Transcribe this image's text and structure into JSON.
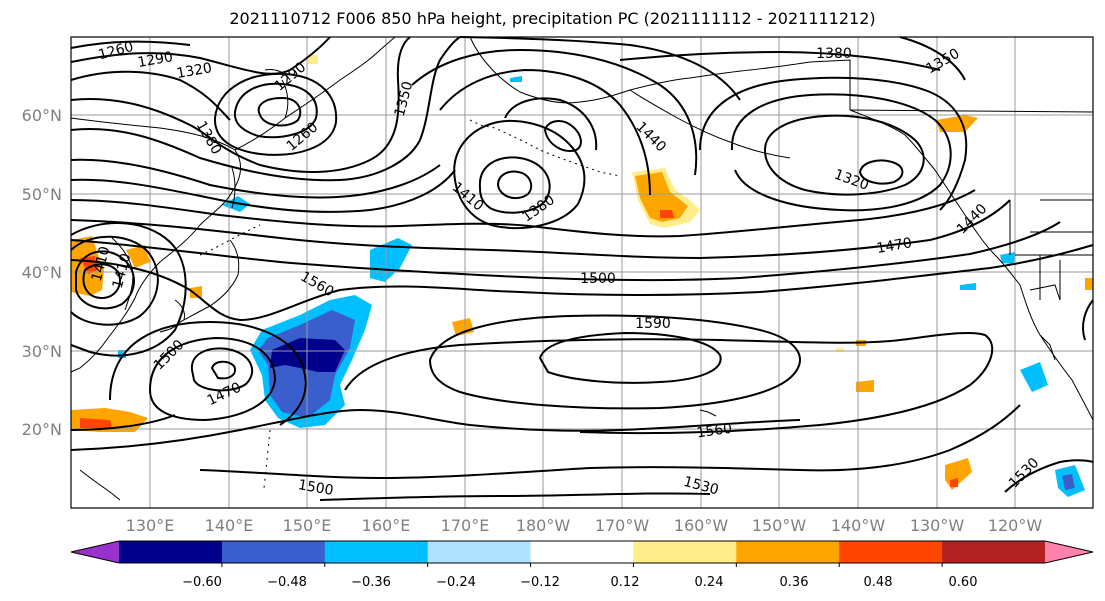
{
  "title": "2021110712 F006 850 hPa height, precipitation PC (2021111112 - 2021111212)",
  "lat_labels": [
    "60°N",
    "50°N",
    "40°N",
    "30°N",
    "20°N"
  ],
  "lon_labels": [
    "130°E",
    "140°E",
    "150°E",
    "160°E",
    "170°E",
    "180°W",
    "170°W",
    "160°W",
    "150°W",
    "140°W",
    "130°W",
    "120°W"
  ],
  "contour_labels": [
    "1260",
    "1290",
    "1320",
    "1290",
    "1260",
    "1380",
    "1350",
    "1380",
    "1350",
    "1440",
    "1410",
    "1380",
    "1320",
    "1470",
    "1440",
    "1410",
    "1410",
    "1560",
    "1500",
    "1590",
    "1500",
    "1470",
    "1560",
    "1530",
    "1500",
    "1530"
  ],
  "colorbar": {
    "tick_labels": [
      "−0.60",
      "−0.48",
      "−0.36",
      "−0.24",
      "−0.12",
      "0.12",
      "0.24",
      "0.36",
      "0.48",
      "0.60"
    ],
    "colors": [
      "#9932CC",
      "#00008B",
      "#3A5FCD",
      "#00BFFF",
      "#B0E2FF",
      "#FFFFFF",
      "#FFEC8B",
      "#FFA500",
      "#FF4500",
      "#B22222",
      "#FF82AB"
    ]
  }
}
■ ■ ■ ■
## What is expected:
Restate the full listing verbatim and drop every picture.

## Result of this task:
Transcribe this image's text and structure into JSON.
{
  "title": "2021110712 F006 850 hPa height, precipitation PC (2021111112 - 2021111212)",
  "lat_labels": [
    "60°N",
    "50°N",
    "40°N",
    "30°N",
    "20°N"
  ],
  "lon_labels": [
    "130°E",
    "140°E",
    "150°E",
    "160°E",
    "170°E",
    "180°W",
    "170°W",
    "160°W",
    "150°W",
    "140°W",
    "130°W",
    "120°W"
  ],
  "contour_labels": [
    "1260",
    "1290",
    "1320",
    "1290",
    "1260",
    "1380",
    "1350",
    "1380",
    "1350",
    "1440",
    "1410",
    "1380",
    "1320",
    "1470",
    "1440",
    "1410",
    "1410",
    "1560",
    "1500",
    "1590",
    "1500",
    "1470",
    "1560",
    "1530",
    "1500",
    "1530"
  ],
  "colorbar": {
    "tick_labels": [
      "−0.60",
      "−0.48",
      "−0.36",
      "−0.24",
      "−0.12",
      "0.12",
      "0.24",
      "0.36",
      "0.48",
      "0.60"
    ],
    "colors": [
      "#9932CC",
      "#00008B",
      "#3A5FCD",
      "#00BFFF",
      "#B0E2FF",
      "#FFFFFF",
      "#FFEC8B",
      "#FFA500",
      "#FF4500",
      "#B22222",
      "#FF82AB"
    ]
  }
}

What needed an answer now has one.